## DATA TO USE
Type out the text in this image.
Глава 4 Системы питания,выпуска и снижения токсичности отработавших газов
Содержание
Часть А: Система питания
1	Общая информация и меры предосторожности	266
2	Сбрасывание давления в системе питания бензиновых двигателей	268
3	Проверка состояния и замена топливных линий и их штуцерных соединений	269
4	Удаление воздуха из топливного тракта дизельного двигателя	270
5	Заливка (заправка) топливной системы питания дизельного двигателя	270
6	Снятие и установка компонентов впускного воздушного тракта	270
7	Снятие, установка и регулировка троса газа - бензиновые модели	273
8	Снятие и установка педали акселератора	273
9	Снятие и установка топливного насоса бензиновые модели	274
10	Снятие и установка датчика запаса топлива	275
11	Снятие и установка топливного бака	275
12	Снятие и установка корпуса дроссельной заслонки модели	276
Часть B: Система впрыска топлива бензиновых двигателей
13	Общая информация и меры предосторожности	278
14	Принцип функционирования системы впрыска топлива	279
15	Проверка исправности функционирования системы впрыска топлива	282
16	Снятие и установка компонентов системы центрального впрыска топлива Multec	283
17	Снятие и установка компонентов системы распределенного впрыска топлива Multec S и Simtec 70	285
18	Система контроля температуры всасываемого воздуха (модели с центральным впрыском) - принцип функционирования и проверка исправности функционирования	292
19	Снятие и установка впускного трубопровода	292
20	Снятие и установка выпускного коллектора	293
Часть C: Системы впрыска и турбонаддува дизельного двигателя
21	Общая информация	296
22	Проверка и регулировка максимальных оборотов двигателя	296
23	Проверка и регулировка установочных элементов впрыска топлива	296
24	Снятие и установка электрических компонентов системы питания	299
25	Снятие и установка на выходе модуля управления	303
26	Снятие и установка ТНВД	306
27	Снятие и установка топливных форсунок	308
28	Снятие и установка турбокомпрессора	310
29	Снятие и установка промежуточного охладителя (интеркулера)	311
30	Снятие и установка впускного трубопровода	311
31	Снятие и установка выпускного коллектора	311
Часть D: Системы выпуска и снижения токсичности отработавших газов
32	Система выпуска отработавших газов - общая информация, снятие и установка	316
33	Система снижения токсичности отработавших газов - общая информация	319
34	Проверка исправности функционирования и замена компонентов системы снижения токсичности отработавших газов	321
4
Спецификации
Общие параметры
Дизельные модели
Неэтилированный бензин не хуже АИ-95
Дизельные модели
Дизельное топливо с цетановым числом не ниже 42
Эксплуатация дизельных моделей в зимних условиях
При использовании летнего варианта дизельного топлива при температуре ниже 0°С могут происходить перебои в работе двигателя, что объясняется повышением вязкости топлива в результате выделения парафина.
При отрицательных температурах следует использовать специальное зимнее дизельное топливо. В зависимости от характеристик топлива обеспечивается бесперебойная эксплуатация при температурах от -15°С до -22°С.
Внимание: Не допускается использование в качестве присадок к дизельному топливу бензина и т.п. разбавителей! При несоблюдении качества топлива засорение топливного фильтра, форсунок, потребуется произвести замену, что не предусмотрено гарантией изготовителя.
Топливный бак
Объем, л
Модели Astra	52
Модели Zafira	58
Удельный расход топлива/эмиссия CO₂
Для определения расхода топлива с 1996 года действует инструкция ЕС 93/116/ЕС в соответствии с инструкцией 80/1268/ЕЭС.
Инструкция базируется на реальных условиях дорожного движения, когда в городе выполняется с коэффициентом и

## WHAT YOU HAVE TO DO
Set down the material above again, word for word.

## TASK RESPONSE
Type out the text in this image.
Глава 4 Системы питания,выпуска и снижения токсичности отработавших газов
Содержание
Часть А: Система питания
1	Общая информация и меры предосторожности	266
2	Сбрасывание давления в системе питания бензиновых двигателей	268
3	Проверка состояния и замена топливных линий и их штуцерных соединений	269
4	Удаление воздуха из топливного тракта дизельного двигателя	270
5	Заливка (заправка) топливной системы питания дизельного двигателя	270
6	Снятие и установка компонентов впускного воздушного тракта	270
7	Снятие, установка и регулировка троса газа - бензиновые модели	273
8	Снятие и установка педали акселератора	273
9	Снятие и установка топливного насоса бензиновые модели	274
10	Снятие и установка датчика запаса топлива	275
11	Снятие и установка топливного бака	275
12	Снятие и установка корпуса дроссельной заслонки модели	276
Часть B: Система впрыска топлива бензиновых двигателей
13	Общая информация и меры предосторожности	278
14	Принцип функционирования системы впрыска топлива	279
15	Проверка исправности функционирования системы впрыска топлива	282
16	Снятие и установка компонентов системы центрального впрыска топлива Multec	283
17	Снятие и установка компонентов системы распределенного впрыска топлива Multec S и Simtec 70	285
18	Система контроля температуры всасываемого воздуха (модели с центральным впрыском) - принцип функционирования и проверка исправности функционирования	292
19	Снятие и установка впускного трубопровода	292
20	Снятие и установка выпускного коллектора	293
Часть C: Системы впрыска и турбонаддува дизельного двигателя
21	Общая информация	296
22	Проверка и регулировка максимальных оборотов двигателя	296
23	Проверка и регулировка установочных элементов впрыска топлива	296
24	Снятие и установка электрических компонентов системы питания	299
25	Снятие и установка на выходе модуля управления	303
26	Снятие и установка ТНВД	306
27	Снятие и установка топливных форсунок	308
28	Снятие и установка турбокомпрессора	310
29	Снятие и установка промежуточного охладителя (интеркулера)	311
30	Снятие и установка впускного трубопровода	311
31	Снятие и установка выпускного коллектора	311
Часть D: Системы выпуска и снижения токсичности отработавших газов
32	Система выпуска отработавших газов - общая информация, снятие и установка	316
33	Система снижения токсичности отработавших газов - общая информация	319
34	Проверка исправности функционирования и замена компонентов системы снижения токсичности отработавших газов	321
4
Спецификации
Общие параметры
Дизельные модели
Неэтилированный бензин не хуже АИ-95
Дизельные модели
Дизельное топливо с цетановым числом не ниже 42
Эксплуатация дизельных моделей в зимних условиях
При использовании летнего варианта дизельного топлива при температуре ниже 0°С могут происходить перебои в работе двигателя, что объясняется повышением вязкости топлива в результате выделения парафина.
При отрицательных температурах следует использовать специальное зимнее дизельное топливо. В зависимости от характеристик топлива обеспечивается бесперебойная эксплуатация при температурах от -15°С до -22°С.
Внимание: Не допускается использование в качестве присадок к дизельному топливу бензина и т.п. разбавителей! При несоблюдении качества топлива засорение топливного фильтра, форсунок, потребуется произвести замену, что не предусмотрено гарантией изготовителя.
Топливный бак
Объем, л
Модели Astra	52
Модели Zafira	58
Удельный расход топлива/эмиссия CO₂
Для определения расхода топлива с 1996 года действует инструкция ЕС 93/116/ЕС в соответствии с инструкцией 80/1268/ЕЭС.
Инструкция базируется на реальных условиях дорожного движения, когда в городе выполняется с коэффициентом и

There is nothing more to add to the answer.